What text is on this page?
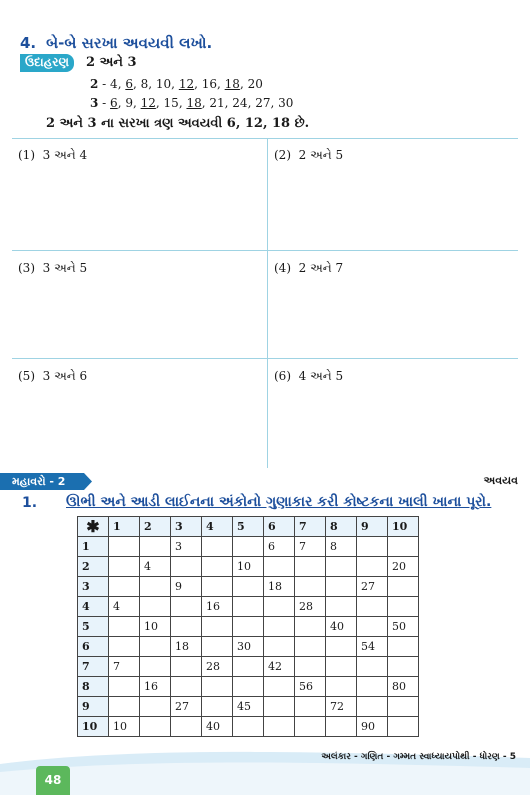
4. બે-બે સરખા અવયવી લખો.
ઉદાહરણ	2 અને 3
2 - 4, 6, 8, 10, 12, 16, 18, 20
3 - 6, 9, 12, 15, 18, 21, 24, 27, 30
2 અને 3 ના સરખા ત્રણ અવયવી 6, 12, 18 છે.
(1) 3 અને 4	(2) 2 અને 5
(3) 3 અને 5	(4) 2 અને 7
(5) 3 અને 6	(6) 4 અને 5
મહાવરો - 2	અવયવ
1. ઊભી અને આડી લાઈનના અંકોનો ગુણાકાર કરી કોષ્ટકના ખાલી ખાના પૂરો.
✱	1	2	3	4	5	6	7	8	9	10
1			3			6	7	8		
2		4			10					20
3			9			18			27	
4	4			16			28			
5		10						40		50
6			18		30				54	
7	7			28		42				
8		16					56			80
9			27		45			72		
10	10			40					90	
અલંકાર - ગણિત - ગમ્મત સ્વાધ્યાયપોથી - ધોરણ - 5
48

_ _ _ _

=== Prompt ===
Copy out each line word for word, please, skipping the images.

=== Finished answer ===
What text is on this page?
4. બે-બે સરખા અવયવી લખો.
ઉદાહરણ	2 અને 3
2 - 4, 6, 8, 10, 12, 16, 18, 20
3 - 6, 9, 12, 15, 18, 21, 24, 27, 30
2 અને 3 ના સરખા ત્રણ અવયવી 6, 12, 18 છે.
(1) 3 અને 4	(2) 2 અને 5
(3) 3 અને 5	(4) 2 અને 7
(5) 3 અને 6	(6) 4 અને 5
મહાવરો - 2	અવયવ
1. ઊભી અને આડી લાઈનના અંકોનો ગુણાકાર કરી કોષ્ટકના ખાલી ખાના પૂરો.
✱	1	2	3	4	5	6	7	8	9	10
1			3			6	7	8		
2		4			10					20
3			9			18			27	
4	4			16			28			
5		10						40		50
6			18		30				54	
7	7			28		42				
8		16					56			80
9			27		45			72		
10	10			40					90	
અલંકાર - ગણિત - ગમ્મત સ્વાધ્યાયપોથી - ધોરણ - 5
48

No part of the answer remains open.